--- START ---

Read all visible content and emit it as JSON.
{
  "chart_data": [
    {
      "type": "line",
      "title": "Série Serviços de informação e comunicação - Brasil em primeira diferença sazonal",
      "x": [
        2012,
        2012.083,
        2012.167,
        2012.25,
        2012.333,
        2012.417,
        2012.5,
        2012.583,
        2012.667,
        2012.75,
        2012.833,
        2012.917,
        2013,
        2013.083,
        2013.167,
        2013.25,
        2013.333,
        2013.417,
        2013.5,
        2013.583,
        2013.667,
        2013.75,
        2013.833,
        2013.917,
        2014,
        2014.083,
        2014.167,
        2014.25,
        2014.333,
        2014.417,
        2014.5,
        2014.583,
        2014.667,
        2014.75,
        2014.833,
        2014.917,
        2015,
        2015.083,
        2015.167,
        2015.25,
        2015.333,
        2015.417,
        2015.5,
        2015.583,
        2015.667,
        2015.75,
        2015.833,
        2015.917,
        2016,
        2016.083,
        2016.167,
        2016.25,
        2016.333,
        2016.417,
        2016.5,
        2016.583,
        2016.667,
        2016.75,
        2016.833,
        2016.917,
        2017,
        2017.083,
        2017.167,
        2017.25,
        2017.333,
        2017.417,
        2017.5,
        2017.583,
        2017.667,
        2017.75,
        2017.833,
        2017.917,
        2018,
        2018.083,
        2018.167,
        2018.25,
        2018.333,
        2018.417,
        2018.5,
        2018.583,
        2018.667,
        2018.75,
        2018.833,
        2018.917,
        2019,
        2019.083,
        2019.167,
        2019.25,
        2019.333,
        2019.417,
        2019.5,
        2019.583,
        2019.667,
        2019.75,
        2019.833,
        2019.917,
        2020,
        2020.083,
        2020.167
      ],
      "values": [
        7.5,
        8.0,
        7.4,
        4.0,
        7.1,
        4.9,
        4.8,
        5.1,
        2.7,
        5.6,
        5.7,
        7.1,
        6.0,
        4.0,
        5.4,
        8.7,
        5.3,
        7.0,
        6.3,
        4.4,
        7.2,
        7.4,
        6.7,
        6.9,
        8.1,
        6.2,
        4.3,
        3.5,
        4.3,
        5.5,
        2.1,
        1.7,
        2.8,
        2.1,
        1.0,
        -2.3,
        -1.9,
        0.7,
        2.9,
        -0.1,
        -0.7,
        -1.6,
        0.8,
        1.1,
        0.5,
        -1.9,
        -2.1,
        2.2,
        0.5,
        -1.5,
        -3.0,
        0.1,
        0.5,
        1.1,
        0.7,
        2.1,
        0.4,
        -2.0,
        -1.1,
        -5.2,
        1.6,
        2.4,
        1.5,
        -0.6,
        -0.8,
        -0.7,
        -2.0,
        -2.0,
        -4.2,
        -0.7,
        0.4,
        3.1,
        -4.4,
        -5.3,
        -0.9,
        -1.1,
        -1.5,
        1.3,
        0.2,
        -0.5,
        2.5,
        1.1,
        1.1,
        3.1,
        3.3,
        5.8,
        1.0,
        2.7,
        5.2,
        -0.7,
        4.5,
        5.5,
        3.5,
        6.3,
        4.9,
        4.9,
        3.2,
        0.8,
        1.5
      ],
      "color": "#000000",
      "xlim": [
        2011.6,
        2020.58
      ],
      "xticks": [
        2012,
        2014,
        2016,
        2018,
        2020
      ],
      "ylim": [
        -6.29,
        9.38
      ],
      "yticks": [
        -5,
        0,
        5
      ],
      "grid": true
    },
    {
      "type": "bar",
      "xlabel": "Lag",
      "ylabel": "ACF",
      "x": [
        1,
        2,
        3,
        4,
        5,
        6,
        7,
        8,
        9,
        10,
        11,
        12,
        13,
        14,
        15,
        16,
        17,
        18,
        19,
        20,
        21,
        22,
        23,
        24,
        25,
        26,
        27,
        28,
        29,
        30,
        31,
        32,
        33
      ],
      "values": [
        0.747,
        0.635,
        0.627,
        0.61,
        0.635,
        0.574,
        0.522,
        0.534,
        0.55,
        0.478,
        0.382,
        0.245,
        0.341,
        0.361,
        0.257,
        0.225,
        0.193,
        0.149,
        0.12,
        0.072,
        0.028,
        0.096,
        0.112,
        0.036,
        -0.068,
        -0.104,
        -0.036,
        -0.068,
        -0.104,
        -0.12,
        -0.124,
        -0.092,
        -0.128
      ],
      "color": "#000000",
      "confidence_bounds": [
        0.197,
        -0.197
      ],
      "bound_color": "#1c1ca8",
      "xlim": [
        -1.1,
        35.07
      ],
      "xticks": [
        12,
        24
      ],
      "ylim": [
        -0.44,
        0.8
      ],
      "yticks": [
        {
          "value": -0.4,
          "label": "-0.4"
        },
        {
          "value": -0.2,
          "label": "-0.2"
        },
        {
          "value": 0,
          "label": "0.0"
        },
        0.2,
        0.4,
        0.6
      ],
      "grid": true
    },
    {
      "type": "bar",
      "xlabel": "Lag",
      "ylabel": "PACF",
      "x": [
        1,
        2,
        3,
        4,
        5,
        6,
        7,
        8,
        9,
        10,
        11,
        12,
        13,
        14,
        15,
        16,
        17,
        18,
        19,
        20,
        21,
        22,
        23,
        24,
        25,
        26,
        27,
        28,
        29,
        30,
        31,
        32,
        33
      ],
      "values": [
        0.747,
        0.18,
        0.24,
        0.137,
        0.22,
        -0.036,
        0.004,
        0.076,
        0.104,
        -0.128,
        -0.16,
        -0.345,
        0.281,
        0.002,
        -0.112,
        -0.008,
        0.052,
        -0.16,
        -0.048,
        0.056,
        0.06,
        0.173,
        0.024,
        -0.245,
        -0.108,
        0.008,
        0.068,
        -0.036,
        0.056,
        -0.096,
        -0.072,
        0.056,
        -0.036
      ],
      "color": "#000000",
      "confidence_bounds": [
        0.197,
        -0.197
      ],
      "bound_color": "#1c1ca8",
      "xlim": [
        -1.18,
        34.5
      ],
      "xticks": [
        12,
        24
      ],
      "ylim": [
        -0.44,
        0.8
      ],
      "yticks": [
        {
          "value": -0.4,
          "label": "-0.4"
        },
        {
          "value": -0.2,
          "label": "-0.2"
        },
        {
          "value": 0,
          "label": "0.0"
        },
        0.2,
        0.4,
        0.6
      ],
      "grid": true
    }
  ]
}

--- END ---

Your task is to give the records above again, exactly.

Read all visible content and emit it as JSON.
{
  "chart_data": [
    {
      "type": "line",
      "title": "Série Serviços de informação e comunicação - Brasil em primeira diferença sazonal",
      "x": [
        2012,
        2012.083,
        2012.167,
        2012.25,
        2012.333,
        2012.417,
        2012.5,
        2012.583,
        2012.667,
        2012.75,
        2012.833,
        2012.917,
        2013,
        2013.083,
        2013.167,
        2013.25,
        2013.333,
        2013.417,
        2013.5,
        2013.583,
        2013.667,
        2013.75,
        2013.833,
        2013.917,
        2014,
        2014.083,
        2014.167,
        2014.25,
        2014.333,
        2014.417,
        2014.5,
        2014.583,
        2014.667,
        2014.75,
        2014.833,
        2014.917,
        2015,
        2015.083,
        2015.167,
        2015.25,
        2015.333,
        2015.417,
        2015.5,
        2015.583,
        2015.667,
        2015.75,
        2015.833,
        2015.917,
        2016,
        2016.083,
        2016.167,
        2016.25,
        2016.333,
        2016.417,
        2016.5,
        2016.583,
        2016.667,
        2016.75,
        2016.833,
        2016.917,
        2017,
        2017.083,
        2017.167,
        2017.25,
        2017.333,
        2017.417,
        2017.5,
        2017.583,
        2017.667,
        2017.75,
        2017.833,
        2017.917,
        2018,
        2018.083,
        2018.167,
        2018.25,
        2018.333,
        2018.417,
        2018.5,
        2018.583,
        2018.667,
        2018.75,
        2018.833,
        2018.917,
        2019,
        2019.083,
        2019.167,
        2019.25,
        2019.333,
        2019.417,
        2019.5,
        2019.583,
        2019.667,
        2019.75,
        2019.833,
        2019.917,
        2020,
        2020.083,
        2020.167
      ],
      "values": [
        7.5,
        8.0,
        7.4,
        4.0,
        7.1,
        4.9,
        4.8,
        5.1,
        2.7,
        5.6,
        5.7,
        7.1,
        6.0,
        4.0,
        5.4,
        8.7,
        5.3,
        7.0,
        6.3,
        4.4,
        7.2,
        7.4,
        6.7,
        6.9,
        8.1,
        6.2,
        4.3,
        3.5,
        4.3,
        5.5,
        2.1,
        1.7,
        2.8,
        2.1,
        1.0,
        -2.3,
        -1.9,
        0.7,
        2.9,
        -0.1,
        -0.7,
        -1.6,
        0.8,
        1.1,
        0.5,
        -1.9,
        -2.1,
        2.2,
        0.5,
        -1.5,
        -3.0,
        0.1,
        0.5,
        1.1,
        0.7,
        2.1,
        0.4,
        -2.0,
        -1.1,
        -5.2,
        1.6,
        2.4,
        1.5,
        -0.6,
        -0.8,
        -0.7,
        -2.0,
        -2.0,
        -4.2,
        -0.7,
        0.4,
        3.1,
        -4.4,
        -5.3,
        -0.9,
        -1.1,
        -1.5,
        1.3,
        0.2,
        -0.5,
        2.5,
        1.1,
        1.1,
        3.1,
        3.3,
        5.8,
        1.0,
        2.7,
        5.2,
        -0.7,
        4.5,
        5.5,
        3.5,
        6.3,
        4.9,
        4.9,
        3.2,
        0.8,
        1.5
      ],
      "color": "#000000",
      "xlim": [
        2011.6,
        2020.58
      ],
      "xticks": [
        2012,
        2014,
        2016,
        2018,
        2020
      ],
      "ylim": [
        -6.29,
        9.38
      ],
      "yticks": [
        -5,
        0,
        5
      ],
      "grid": true
    },
    {
      "type": "bar",
      "xlabel": "Lag",
      "ylabel": "ACF",
      "x": [
        1,
        2,
        3,
        4,
        5,
        6,
        7,
        8,
        9,
        10,
        11,
        12,
        13,
        14,
        15,
        16,
        17,
        18,
        19,
        20,
        21,
        22,
        23,
        24,
        25,
        26,
        27,
        28,
        29,
        30,
        31,
        32,
        33
      ],
      "values": [
        0.747,
        0.635,
        0.627,
        0.61,
        0.635,
        0.574,
        0.522,
        0.534,
        0.55,
        0.478,
        0.382,
        0.245,
        0.341,
        0.361,
        0.257,
        0.225,
        0.193,
        0.149,
        0.12,
        0.072,
        0.028,
        0.096,
        0.112,
        0.036,
        -0.068,
        -0.104,
        -0.036,
        -0.068,
        -0.104,
        -0.12,
        -0.124,
        -0.092,
        -0.128
      ],
      "color": "#000000",
      "confidence_bounds": [
        0.197,
        -0.197
      ],
      "bound_color": "#1c1ca8",
      "xlim": [
        -1.1,
        35.07
      ],
      "xticks": [
        12,
        24
      ],
      "ylim": [
        -0.44,
        0.8
      ],
      "yticks": [
        {
          "value": -0.4,
          "label": "-0.4"
        },
        {
          "value": -0.2,
          "label": "-0.2"
        },
        {
          "value": 0,
          "label": "0.0"
        },
        0.2,
        0.4,
        0.6
      ],
      "grid": true
    },
    {
      "type": "bar",
      "xlabel": "Lag",
      "ylabel": "PACF",
      "x": [
        1,
        2,
        3,
        4,
        5,
        6,
        7,
        8,
        9,
        10,
        11,
        12,
        13,
        14,
        15,
        16,
        17,
        18,
        19,
        20,
        21,
        22,
        23,
        24,
        25,
        26,
        27,
        28,
        29,
        30,
        31,
        32,
        33
      ],
      "values": [
        0.747,
        0.18,
        0.24,
        0.137,
        0.22,
        -0.036,
        0.004,
        0.076,
        0.104,
        -0.128,
        -0.16,
        -0.345,
        0.281,
        0.002,
        -0.112,
        -0.008,
        0.052,
        -0.16,
        -0.048,
        0.056,
        0.06,
        0.173,
        0.024,
        -0.245,
        -0.108,
        0.008,
        0.068,
        -0.036,
        0.056,
        -0.096,
        -0.072,
        0.056,
        -0.036
      ],
      "color": "#000000",
      "confidence_bounds": [
        0.197,
        -0.197
      ],
      "bound_color": "#1c1ca8",
      "xlim": [
        -1.18,
        34.5
      ],
      "xticks": [
        12,
        24
      ],
      "ylim": [
        -0.44,
        0.8
      ],
      "yticks": [
        {
          "value": -0.4,
          "label": "-0.4"
        },
        {
          "value": -0.2,
          "label": "-0.2"
        },
        {
          "value": 0,
          "label": "0.0"
        },
        0.2,
        0.4,
        0.6
      ],
      "grid": true
    }
  ]
}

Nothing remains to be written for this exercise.